[start Data in this exercise]
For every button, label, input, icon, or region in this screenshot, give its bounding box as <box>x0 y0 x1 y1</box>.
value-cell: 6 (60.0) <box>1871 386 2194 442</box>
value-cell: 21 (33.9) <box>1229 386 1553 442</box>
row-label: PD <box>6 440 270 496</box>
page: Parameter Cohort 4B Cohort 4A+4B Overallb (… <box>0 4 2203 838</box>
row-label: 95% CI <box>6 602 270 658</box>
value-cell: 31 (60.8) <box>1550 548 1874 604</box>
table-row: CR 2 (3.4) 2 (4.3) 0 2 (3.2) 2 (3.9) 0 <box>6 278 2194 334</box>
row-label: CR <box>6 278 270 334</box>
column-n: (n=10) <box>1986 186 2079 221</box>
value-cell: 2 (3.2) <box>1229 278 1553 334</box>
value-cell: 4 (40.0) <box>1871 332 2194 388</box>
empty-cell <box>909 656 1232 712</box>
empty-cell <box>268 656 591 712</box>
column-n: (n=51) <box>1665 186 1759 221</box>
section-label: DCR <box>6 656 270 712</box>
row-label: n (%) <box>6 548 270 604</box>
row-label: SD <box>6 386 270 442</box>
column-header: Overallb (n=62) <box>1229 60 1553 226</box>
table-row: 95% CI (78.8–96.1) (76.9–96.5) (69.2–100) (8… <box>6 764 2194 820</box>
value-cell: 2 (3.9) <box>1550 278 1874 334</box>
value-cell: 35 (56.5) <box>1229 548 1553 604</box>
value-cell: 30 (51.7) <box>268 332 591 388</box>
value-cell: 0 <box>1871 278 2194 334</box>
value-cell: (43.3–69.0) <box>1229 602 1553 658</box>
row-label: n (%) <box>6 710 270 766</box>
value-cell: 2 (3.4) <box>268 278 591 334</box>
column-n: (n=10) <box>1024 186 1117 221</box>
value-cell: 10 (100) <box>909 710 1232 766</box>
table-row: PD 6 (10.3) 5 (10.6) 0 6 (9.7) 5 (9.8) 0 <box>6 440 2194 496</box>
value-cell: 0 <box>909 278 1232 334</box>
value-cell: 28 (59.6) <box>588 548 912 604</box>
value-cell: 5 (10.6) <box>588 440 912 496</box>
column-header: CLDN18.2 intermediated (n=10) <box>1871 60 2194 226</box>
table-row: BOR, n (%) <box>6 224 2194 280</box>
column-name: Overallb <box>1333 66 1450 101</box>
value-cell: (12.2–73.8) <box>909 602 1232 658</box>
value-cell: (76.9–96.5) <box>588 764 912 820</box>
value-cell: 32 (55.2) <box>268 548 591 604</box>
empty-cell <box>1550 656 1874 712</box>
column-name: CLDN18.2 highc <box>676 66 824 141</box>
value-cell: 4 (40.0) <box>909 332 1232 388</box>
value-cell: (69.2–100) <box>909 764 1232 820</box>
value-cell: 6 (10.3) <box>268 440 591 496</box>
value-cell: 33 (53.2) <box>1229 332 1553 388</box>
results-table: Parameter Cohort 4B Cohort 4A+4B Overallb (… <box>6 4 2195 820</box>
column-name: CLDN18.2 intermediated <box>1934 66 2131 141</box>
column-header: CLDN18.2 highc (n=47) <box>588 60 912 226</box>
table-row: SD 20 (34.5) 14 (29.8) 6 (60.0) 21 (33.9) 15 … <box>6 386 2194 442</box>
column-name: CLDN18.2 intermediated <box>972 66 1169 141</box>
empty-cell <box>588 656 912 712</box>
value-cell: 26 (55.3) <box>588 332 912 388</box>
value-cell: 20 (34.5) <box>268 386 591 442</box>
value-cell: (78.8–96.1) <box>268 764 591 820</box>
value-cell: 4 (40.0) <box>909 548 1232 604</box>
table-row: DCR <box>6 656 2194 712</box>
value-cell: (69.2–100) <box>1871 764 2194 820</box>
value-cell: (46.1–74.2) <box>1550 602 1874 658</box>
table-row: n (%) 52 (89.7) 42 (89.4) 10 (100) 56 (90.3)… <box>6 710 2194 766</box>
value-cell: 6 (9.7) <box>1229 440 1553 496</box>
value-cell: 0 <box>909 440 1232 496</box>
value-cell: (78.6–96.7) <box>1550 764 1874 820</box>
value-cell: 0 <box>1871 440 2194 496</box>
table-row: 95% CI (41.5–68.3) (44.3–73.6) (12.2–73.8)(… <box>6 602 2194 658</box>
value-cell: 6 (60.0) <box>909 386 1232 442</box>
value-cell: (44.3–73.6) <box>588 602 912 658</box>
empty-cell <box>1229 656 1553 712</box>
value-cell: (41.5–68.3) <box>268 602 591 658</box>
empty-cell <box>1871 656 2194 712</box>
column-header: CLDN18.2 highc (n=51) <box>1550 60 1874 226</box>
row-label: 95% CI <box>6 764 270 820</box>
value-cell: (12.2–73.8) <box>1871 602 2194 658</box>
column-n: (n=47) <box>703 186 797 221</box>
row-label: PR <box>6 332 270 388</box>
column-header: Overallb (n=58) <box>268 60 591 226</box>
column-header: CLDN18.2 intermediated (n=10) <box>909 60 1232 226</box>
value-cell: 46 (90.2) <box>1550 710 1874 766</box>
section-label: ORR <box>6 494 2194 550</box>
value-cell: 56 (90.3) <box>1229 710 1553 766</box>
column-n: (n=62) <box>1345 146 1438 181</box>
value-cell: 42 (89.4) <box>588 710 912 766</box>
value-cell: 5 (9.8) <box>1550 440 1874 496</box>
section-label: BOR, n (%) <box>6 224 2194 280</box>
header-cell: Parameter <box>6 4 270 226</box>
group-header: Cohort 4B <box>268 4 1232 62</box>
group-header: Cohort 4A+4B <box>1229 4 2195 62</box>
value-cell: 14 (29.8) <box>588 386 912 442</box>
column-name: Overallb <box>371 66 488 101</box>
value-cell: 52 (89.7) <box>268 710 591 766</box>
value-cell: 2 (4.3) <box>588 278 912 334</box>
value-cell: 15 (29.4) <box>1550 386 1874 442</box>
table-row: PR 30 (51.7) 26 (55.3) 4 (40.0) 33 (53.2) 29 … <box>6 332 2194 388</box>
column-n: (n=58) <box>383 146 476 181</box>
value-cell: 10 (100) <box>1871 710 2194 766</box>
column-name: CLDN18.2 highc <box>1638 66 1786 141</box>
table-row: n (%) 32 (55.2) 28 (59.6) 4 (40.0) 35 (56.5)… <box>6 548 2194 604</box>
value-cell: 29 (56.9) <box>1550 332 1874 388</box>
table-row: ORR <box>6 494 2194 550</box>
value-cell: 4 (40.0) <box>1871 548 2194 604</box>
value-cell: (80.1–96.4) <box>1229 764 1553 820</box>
[end Data in this exercise]
Copy all of the data above line for line, changing nothing.

Problem solution ▸
For every button, label, input, icon, or region in this screenshot, give its bounding box as <box>x0 y0 x1 y1</box>.
value-cell: 6 (60.0) <box>1871 386 2194 442</box>
value-cell: 21 (33.9) <box>1229 386 1553 442</box>
row-label: PD <box>6 440 270 496</box>
page: Parameter Cohort 4B Cohort 4A+4B Overallb (… <box>0 4 2203 838</box>
row-label: 95% CI <box>6 602 270 658</box>
value-cell: 31 (60.8) <box>1550 548 1874 604</box>
table-row: CR 2 (3.4) 2 (4.3) 0 2 (3.2) 2 (3.9) 0 <box>6 278 2194 334</box>
row-label: CR <box>6 278 270 334</box>
column-n: (n=10) <box>1986 186 2079 221</box>
value-cell: 2 (3.2) <box>1229 278 1553 334</box>
value-cell: 4 (40.0) <box>1871 332 2194 388</box>
empty-cell <box>909 656 1232 712</box>
empty-cell <box>268 656 591 712</box>
column-n: (n=51) <box>1665 186 1759 221</box>
section-label: DCR <box>6 656 270 712</box>
row-label: n (%) <box>6 548 270 604</box>
row-label: SD <box>6 386 270 442</box>
column-header: Overallb (n=62) <box>1229 60 1553 226</box>
table-row: 95% CI (78.8–96.1) (76.9–96.5) (69.2–100) (8… <box>6 764 2194 820</box>
value-cell: 2 (3.9) <box>1550 278 1874 334</box>
value-cell: 35 (56.5) <box>1229 548 1553 604</box>
value-cell: 30 (51.7) <box>268 332 591 388</box>
value-cell: 0 <box>1871 278 2194 334</box>
value-cell: (43.3–69.0) <box>1229 602 1553 658</box>
row-label: n (%) <box>6 710 270 766</box>
value-cell: 2 (3.4) <box>268 278 591 334</box>
column-n: (n=10) <box>1024 186 1117 221</box>
value-cell: 10 (100) <box>909 710 1232 766</box>
table-row: PD 6 (10.3) 5 (10.6) 0 6 (9.7) 5 (9.8) 0 <box>6 440 2194 496</box>
value-cell: 0 <box>909 278 1232 334</box>
value-cell: 28 (59.6) <box>588 548 912 604</box>
value-cell: 5 (10.6) <box>588 440 912 496</box>
column-header: CLDN18.2 intermediated (n=10) <box>1871 60 2194 226</box>
table-row: BOR, n (%) <box>6 224 2194 280</box>
column-name: Overallb <box>1333 66 1450 101</box>
value-cell: (12.2–73.8) <box>909 602 1232 658</box>
value-cell: (76.9–96.5) <box>588 764 912 820</box>
value-cell: 32 (55.2) <box>268 548 591 604</box>
empty-cell <box>1550 656 1874 712</box>
column-name: CLDN18.2 highc <box>676 66 824 141</box>
value-cell: 4 (40.0) <box>909 332 1232 388</box>
value-cell: (69.2–100) <box>909 764 1232 820</box>
value-cell: 6 (10.3) <box>268 440 591 496</box>
value-cell: 33 (53.2) <box>1229 332 1553 388</box>
results-table: Parameter Cohort 4B Cohort 4A+4B Overallb (… <box>6 4 2195 820</box>
column-name: CLDN18.2 intermediated <box>1934 66 2131 141</box>
column-header: CLDN18.2 highc (n=47) <box>588 60 912 226</box>
table-row: SD 20 (34.5) 14 (29.8) 6 (60.0) 21 (33.9) 15 … <box>6 386 2194 442</box>
column-name: CLDN18.2 intermediated <box>972 66 1169 141</box>
empty-cell <box>588 656 912 712</box>
value-cell: 26 (55.3) <box>588 332 912 388</box>
value-cell: 20 (34.5) <box>268 386 591 442</box>
value-cell: (78.8–96.1) <box>268 764 591 820</box>
value-cell: 4 (40.0) <box>909 548 1232 604</box>
table-row: DCR <box>6 656 2194 712</box>
value-cell: (69.2–100) <box>1871 764 2194 820</box>
value-cell: (46.1–74.2) <box>1550 602 1874 658</box>
table-row: n (%) 52 (89.7) 42 (89.4) 10 (100) 56 (90.3)… <box>6 710 2194 766</box>
value-cell: 6 (9.7) <box>1229 440 1553 496</box>
value-cell: 0 <box>909 440 1232 496</box>
value-cell: (78.6–96.7) <box>1550 764 1874 820</box>
value-cell: 0 <box>1871 440 2194 496</box>
table-row: 95% CI (41.5–68.3) (44.3–73.6) (12.2–73.8)(… <box>6 602 2194 658</box>
value-cell: 6 (60.0) <box>909 386 1232 442</box>
value-cell: (44.3–73.6) <box>588 602 912 658</box>
empty-cell <box>1229 656 1553 712</box>
value-cell: (41.5–68.3) <box>268 602 591 658</box>
empty-cell <box>1871 656 2194 712</box>
column-header: CLDN18.2 highc (n=51) <box>1550 60 1874 226</box>
row-label: 95% CI <box>6 764 270 820</box>
value-cell: (12.2–73.8) <box>1871 602 2194 658</box>
column-n: (n=47) <box>703 186 797 221</box>
row-label: PR <box>6 332 270 388</box>
column-header: Overallb (n=58) <box>268 60 591 226</box>
column-header: CLDN18.2 intermediated (n=10) <box>909 60 1232 226</box>
value-cell: 46 (90.2) <box>1550 710 1874 766</box>
section-label: ORR <box>6 494 2194 550</box>
value-cell: 56 (90.3) <box>1229 710 1553 766</box>
column-n: (n=62) <box>1345 146 1438 181</box>
value-cell: 42 (89.4) <box>588 710 912 766</box>
value-cell: 5 (9.8) <box>1550 440 1874 496</box>
section-label: BOR, n (%) <box>6 224 2194 280</box>
header-cell: Parameter <box>6 4 270 226</box>
group-header: Cohort 4B <box>268 4 1232 62</box>
group-header: Cohort 4A+4B <box>1229 4 2195 62</box>
value-cell: 14 (29.8) <box>588 386 912 442</box>
column-name: Overallb <box>371 66 488 101</box>
value-cell: 52 (89.7) <box>268 710 591 766</box>
value-cell: 2 (4.3) <box>588 278 912 334</box>
value-cell: 15 (29.4) <box>1550 386 1874 442</box>
table-row: PR 30 (51.7) 26 (55.3) 4 (40.0) 33 (53.2) 29 … <box>6 332 2194 388</box>
column-n: (n=58) <box>383 146 476 181</box>
value-cell: 10 (100) <box>1871 710 2194 766</box>
column-name: CLDN18.2 highc <box>1638 66 1786 141</box>
table-row: n (%) 32 (55.2) 28 (59.6) 4 (40.0) 35 (56.5)… <box>6 548 2194 604</box>
value-cell: 29 (56.9) <box>1550 332 1874 388</box>
table-row: ORR <box>6 494 2194 550</box>
value-cell: 4 (40.0) <box>1871 548 2194 604</box>
value-cell: (80.1–96.4) <box>1229 764 1553 820</box>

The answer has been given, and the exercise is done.